SET EXERCISE.
Pull each line holding the word "JSON" from the data.

--- begin DATA TO USE ---

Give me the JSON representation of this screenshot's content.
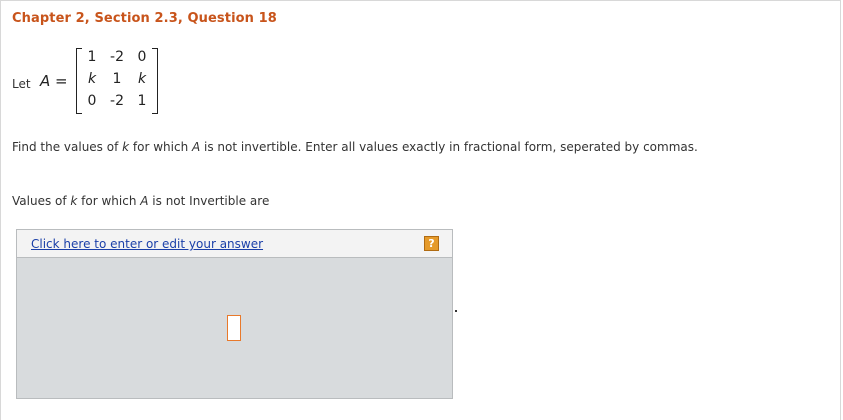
{
  "title": "Chapter 2, Section 2.3, Question 18",
  "problem": {
    "let_label": "Let",
    "matrix_name": "A",
    "equals": "=",
    "matrix": [
      [
        "1",
        "-2",
        "0"
      ],
      [
        "k",
        "1",
        "k"
      ],
      [
        "0",
        "-2",
        "1"
      ]
    ],
    "question_parts": {
      "p1": "Find the values of ",
      "k": "k",
      "p2": " for which ",
      "a": "A",
      "p3": " is not invertible. Enter all values exactly in fractional form, seperated by commas."
    }
  },
  "answer_prompt": {
    "p1": "Values of ",
    "k": "k",
    "p2": " for which ",
    "a": "A",
    "p3": " is not Invertible are"
  },
  "answer_panel": {
    "link_text": "Click here to enter or edit your answer",
    "help_symbol": "?",
    "help_color": "#e59a2a",
    "placeholder_color": "#e8792b"
  },
  "colors": {
    "title": "#c8541b",
    "link": "#1a3fa8",
    "panel_bg": "#d8dbdd"
  }
}
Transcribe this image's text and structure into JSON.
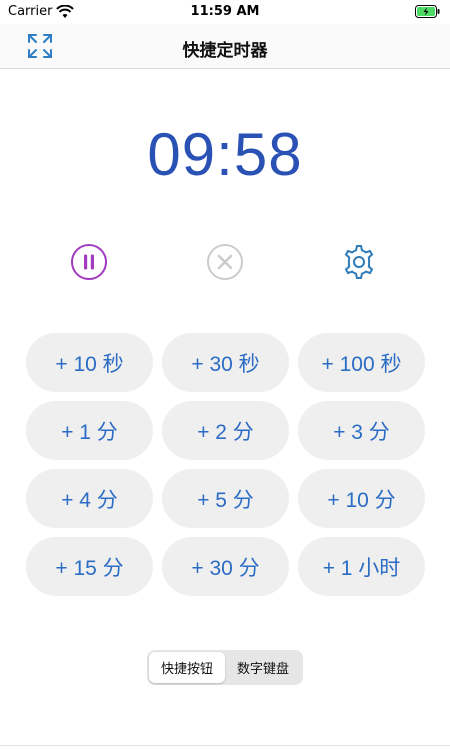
{
  "status_bar": {
    "carrier": "Carrier",
    "time": "11:59 AM"
  },
  "nav": {
    "title": "快捷定时器"
  },
  "timer": {
    "display": "09:58"
  },
  "colors": {
    "accent_blue": "#2a52b5",
    "button_text": "#2b6cc4",
    "pause_purple": "#a23bbf",
    "disabled_gray": "#cccccc",
    "settings_teal": "#2d7bb8"
  },
  "quick_buttons": [
    {
      "label": "+ 10 秒"
    },
    {
      "label": "+ 30 秒"
    },
    {
      "label": "+ 100 秒"
    },
    {
      "label": "+ 1 分"
    },
    {
      "label": "+ 2 分"
    },
    {
      "label": "+ 3 分"
    },
    {
      "label": "+ 4 分"
    },
    {
      "label": "+ 5 分"
    },
    {
      "label": "+ 10 分"
    },
    {
      "label": "+ 15 分"
    },
    {
      "label": "+ 30 分"
    },
    {
      "label": "+ 1 小时"
    }
  ],
  "mode_segment": {
    "options": [
      "快捷按钮",
      "数字键盘"
    ],
    "selected": "快捷按钮"
  }
}
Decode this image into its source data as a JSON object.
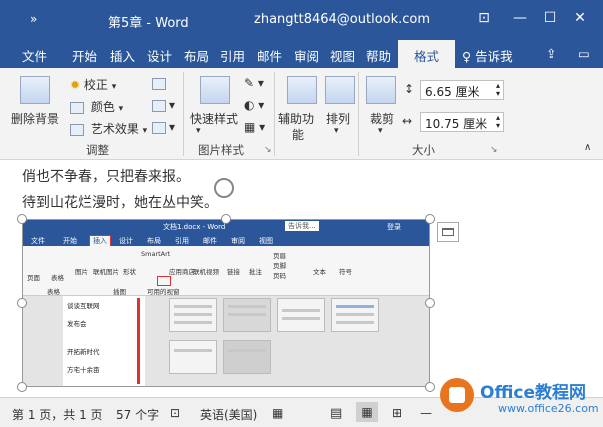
{
  "titlebar": {
    "save_icon": "»",
    "title": "第5章 - Word",
    "user": "zhangtt8464@outlook.com",
    "ribbon_display_icon": "⊡",
    "minimize_icon": "—",
    "maximize_icon": "☐",
    "close_icon": "✕"
  },
  "menu": {
    "items": [
      "文件",
      "开始",
      "插入",
      "设计",
      "布局",
      "引用",
      "邮件",
      "审阅",
      "视图",
      "帮助"
    ],
    "active": "格式",
    "tell_me": "♀ 告诉我",
    "share_icon": "⇪",
    "comment_icon": "▭"
  },
  "ribbon": {
    "remove_bg": "删除背景",
    "correct": "校正",
    "color": "颜色",
    "art_effect": "艺术效果",
    "adjust_group": "调整",
    "quick_styles": "快速样式",
    "picture_styles_group": "图片样式",
    "alt_text": [
      "辅助功",
      "能"
    ],
    "arrange": "排列",
    "crop": "裁剪",
    "height": "6.65 厘米",
    "width": "10.75 厘米",
    "size_group": "大小"
  },
  "document": {
    "line1": "俏也不争春，只把春来报。",
    "line2": "待到山花烂漫时，她在丛中笑。"
  },
  "inner_screenshot": {
    "title": "文档1.docx - Word",
    "login": "登录",
    "search": "告诉我...",
    "menu": [
      "文件",
      "开始",
      "插入",
      "设计",
      "布局",
      "引用",
      "邮件",
      "审阅",
      "视图"
    ],
    "ribbon_items": [
      "页面",
      "表格",
      "图片",
      "联机图片",
      "形状",
      "SmartArt",
      "应用商店",
      "联机视频",
      "链接",
      "批注",
      "页眉",
      "页脚",
      "页码",
      "文本",
      "符号"
    ],
    "group_labels": [
      "表格",
      "插图",
      "可用的视窗"
    ],
    "doc_lines": [
      "谈谈互联网",
      "发布会",
      "开拓新时代",
      "方宅十余亩"
    ]
  },
  "statusbar": {
    "page": "第 1 页，共 1 页",
    "words": "57 个字",
    "proof_icon": "⊡",
    "language": "英语(美国)",
    "track_icon": "▦"
  },
  "watermark": {
    "text": "Office教程网",
    "url": "www.office26.com"
  }
}
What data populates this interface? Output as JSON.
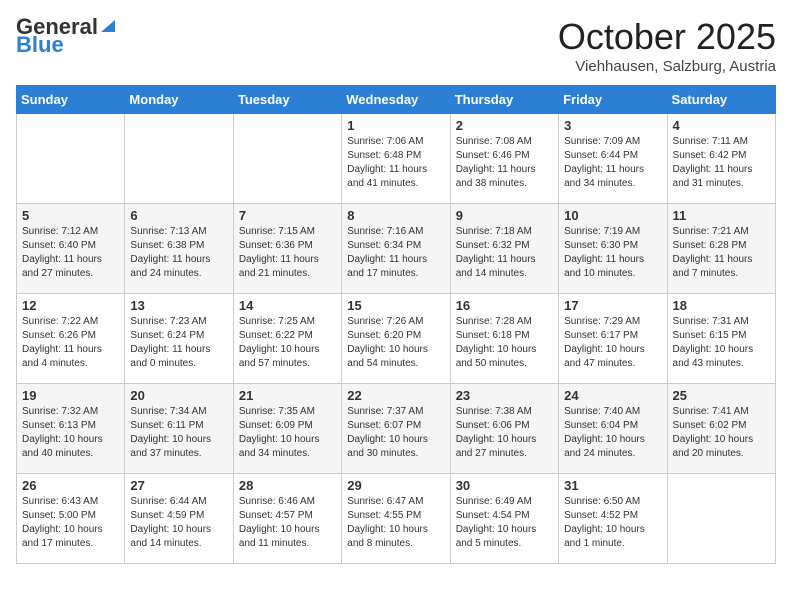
{
  "logo": {
    "general": "General",
    "blue": "Blue"
  },
  "header": {
    "month": "October 2025",
    "location": "Viehhausen, Salzburg, Austria"
  },
  "weekdays": [
    "Sunday",
    "Monday",
    "Tuesday",
    "Wednesday",
    "Thursday",
    "Friday",
    "Saturday"
  ],
  "weeks": [
    [
      {
        "day": "",
        "info": ""
      },
      {
        "day": "",
        "info": ""
      },
      {
        "day": "",
        "info": ""
      },
      {
        "day": "1",
        "info": "Sunrise: 7:06 AM\nSunset: 6:48 PM\nDaylight: 11 hours\nand 41 minutes."
      },
      {
        "day": "2",
        "info": "Sunrise: 7:08 AM\nSunset: 6:46 PM\nDaylight: 11 hours\nand 38 minutes."
      },
      {
        "day": "3",
        "info": "Sunrise: 7:09 AM\nSunset: 6:44 PM\nDaylight: 11 hours\nand 34 minutes."
      },
      {
        "day": "4",
        "info": "Sunrise: 7:11 AM\nSunset: 6:42 PM\nDaylight: 11 hours\nand 31 minutes."
      }
    ],
    [
      {
        "day": "5",
        "info": "Sunrise: 7:12 AM\nSunset: 6:40 PM\nDaylight: 11 hours\nand 27 minutes."
      },
      {
        "day": "6",
        "info": "Sunrise: 7:13 AM\nSunset: 6:38 PM\nDaylight: 11 hours\nand 24 minutes."
      },
      {
        "day": "7",
        "info": "Sunrise: 7:15 AM\nSunset: 6:36 PM\nDaylight: 11 hours\nand 21 minutes."
      },
      {
        "day": "8",
        "info": "Sunrise: 7:16 AM\nSunset: 6:34 PM\nDaylight: 11 hours\nand 17 minutes."
      },
      {
        "day": "9",
        "info": "Sunrise: 7:18 AM\nSunset: 6:32 PM\nDaylight: 11 hours\nand 14 minutes."
      },
      {
        "day": "10",
        "info": "Sunrise: 7:19 AM\nSunset: 6:30 PM\nDaylight: 11 hours\nand 10 minutes."
      },
      {
        "day": "11",
        "info": "Sunrise: 7:21 AM\nSunset: 6:28 PM\nDaylight: 11 hours\nand 7 minutes."
      }
    ],
    [
      {
        "day": "12",
        "info": "Sunrise: 7:22 AM\nSunset: 6:26 PM\nDaylight: 11 hours\nand 4 minutes."
      },
      {
        "day": "13",
        "info": "Sunrise: 7:23 AM\nSunset: 6:24 PM\nDaylight: 11 hours\nand 0 minutes."
      },
      {
        "day": "14",
        "info": "Sunrise: 7:25 AM\nSunset: 6:22 PM\nDaylight: 10 hours\nand 57 minutes."
      },
      {
        "day": "15",
        "info": "Sunrise: 7:26 AM\nSunset: 6:20 PM\nDaylight: 10 hours\nand 54 minutes."
      },
      {
        "day": "16",
        "info": "Sunrise: 7:28 AM\nSunset: 6:18 PM\nDaylight: 10 hours\nand 50 minutes."
      },
      {
        "day": "17",
        "info": "Sunrise: 7:29 AM\nSunset: 6:17 PM\nDaylight: 10 hours\nand 47 minutes."
      },
      {
        "day": "18",
        "info": "Sunrise: 7:31 AM\nSunset: 6:15 PM\nDaylight: 10 hours\nand 43 minutes."
      }
    ],
    [
      {
        "day": "19",
        "info": "Sunrise: 7:32 AM\nSunset: 6:13 PM\nDaylight: 10 hours\nand 40 minutes."
      },
      {
        "day": "20",
        "info": "Sunrise: 7:34 AM\nSunset: 6:11 PM\nDaylight: 10 hours\nand 37 minutes."
      },
      {
        "day": "21",
        "info": "Sunrise: 7:35 AM\nSunset: 6:09 PM\nDaylight: 10 hours\nand 34 minutes."
      },
      {
        "day": "22",
        "info": "Sunrise: 7:37 AM\nSunset: 6:07 PM\nDaylight: 10 hours\nand 30 minutes."
      },
      {
        "day": "23",
        "info": "Sunrise: 7:38 AM\nSunset: 6:06 PM\nDaylight: 10 hours\nand 27 minutes."
      },
      {
        "day": "24",
        "info": "Sunrise: 7:40 AM\nSunset: 6:04 PM\nDaylight: 10 hours\nand 24 minutes."
      },
      {
        "day": "25",
        "info": "Sunrise: 7:41 AM\nSunset: 6:02 PM\nDaylight: 10 hours\nand 20 minutes."
      }
    ],
    [
      {
        "day": "26",
        "info": "Sunrise: 6:43 AM\nSunset: 5:00 PM\nDaylight: 10 hours\nand 17 minutes."
      },
      {
        "day": "27",
        "info": "Sunrise: 6:44 AM\nSunset: 4:59 PM\nDaylight: 10 hours\nand 14 minutes."
      },
      {
        "day": "28",
        "info": "Sunrise: 6:46 AM\nSunset: 4:57 PM\nDaylight: 10 hours\nand 11 minutes."
      },
      {
        "day": "29",
        "info": "Sunrise: 6:47 AM\nSunset: 4:55 PM\nDaylight: 10 hours\nand 8 minutes."
      },
      {
        "day": "30",
        "info": "Sunrise: 6:49 AM\nSunset: 4:54 PM\nDaylight: 10 hours\nand 5 minutes."
      },
      {
        "day": "31",
        "info": "Sunrise: 6:50 AM\nSunset: 4:52 PM\nDaylight: 10 hours\nand 1 minute."
      },
      {
        "day": "",
        "info": ""
      }
    ]
  ]
}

--- end DATA TO USE ---

THE RESULT.
Give me the JSON representation of this screenshot's content.
Transcribe this image's text and structure into JSON.
Decode this image into its source data as a JSON object.
What data populates this interface? Output as JSON.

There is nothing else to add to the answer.